GIVEN INSTRUCTION:
Write out the data below in full. Keep it exact.

** start **

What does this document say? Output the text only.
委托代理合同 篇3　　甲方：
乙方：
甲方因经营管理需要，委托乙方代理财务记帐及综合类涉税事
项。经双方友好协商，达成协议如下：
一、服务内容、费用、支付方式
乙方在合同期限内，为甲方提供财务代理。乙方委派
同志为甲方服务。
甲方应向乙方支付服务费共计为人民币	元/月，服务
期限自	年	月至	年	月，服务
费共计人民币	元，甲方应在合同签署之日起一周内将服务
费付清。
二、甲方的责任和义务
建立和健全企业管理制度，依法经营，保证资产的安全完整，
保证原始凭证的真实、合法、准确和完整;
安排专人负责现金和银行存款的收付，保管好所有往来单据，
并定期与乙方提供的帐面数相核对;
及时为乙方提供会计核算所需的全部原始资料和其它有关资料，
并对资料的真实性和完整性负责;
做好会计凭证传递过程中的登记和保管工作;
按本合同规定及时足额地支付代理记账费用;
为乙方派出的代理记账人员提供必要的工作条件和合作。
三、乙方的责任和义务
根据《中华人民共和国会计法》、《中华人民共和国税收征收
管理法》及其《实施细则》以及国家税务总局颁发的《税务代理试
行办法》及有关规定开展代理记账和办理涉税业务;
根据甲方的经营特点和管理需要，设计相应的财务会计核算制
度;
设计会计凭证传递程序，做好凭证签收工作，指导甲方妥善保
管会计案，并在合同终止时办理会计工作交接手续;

** end **

FULL SOLUTION:
What does this document say? Output the text only.
委托代理合同 篇3　　甲方：
乙方：
甲方因经营管理需要，委托乙方代理财务记帐及综合类涉税事
项。经双方友好协商，达成协议如下：
一、服务内容、费用、支付方式
乙方在合同期限内，为甲方提供财务代理。乙方委派
同志为甲方服务。
甲方应向乙方支付服务费共计为人民币	元/月，服务
期限自	年	月至	年	月，服务
费共计人民币	元，甲方应在合同签署之日起一周内将服务
费付清。
二、甲方的责任和义务
建立和健全企业管理制度，依法经营，保证资产的安全完整，
保证原始凭证的真实、合法、准确和完整;
安排专人负责现金和银行存款的收付，保管好所有往来单据，
并定期与乙方提供的帐面数相核对;
及时为乙方提供会计核算所需的全部原始资料和其它有关资料，
并对资料的真实性和完整性负责;
做好会计凭证传递过程中的登记和保管工作;
按本合同规定及时足额地支付代理记账费用;
为乙方派出的代理记账人员提供必要的工作条件和合作。
三、乙方的责任和义务
根据《中华人民共和国会计法》、《中华人民共和国税收征收
管理法》及其《实施细则》以及国家税务总局颁发的《税务代理试
行办法》及有关规定开展代理记账和办理涉税业务;
根据甲方的经营特点和管理需要，设计相应的财务会计核算制
度;
设计会计凭证传递程序，做好凭证签收工作，指导甲方妥善保
管会计案，并在合同终止时办理会计工作交接手续;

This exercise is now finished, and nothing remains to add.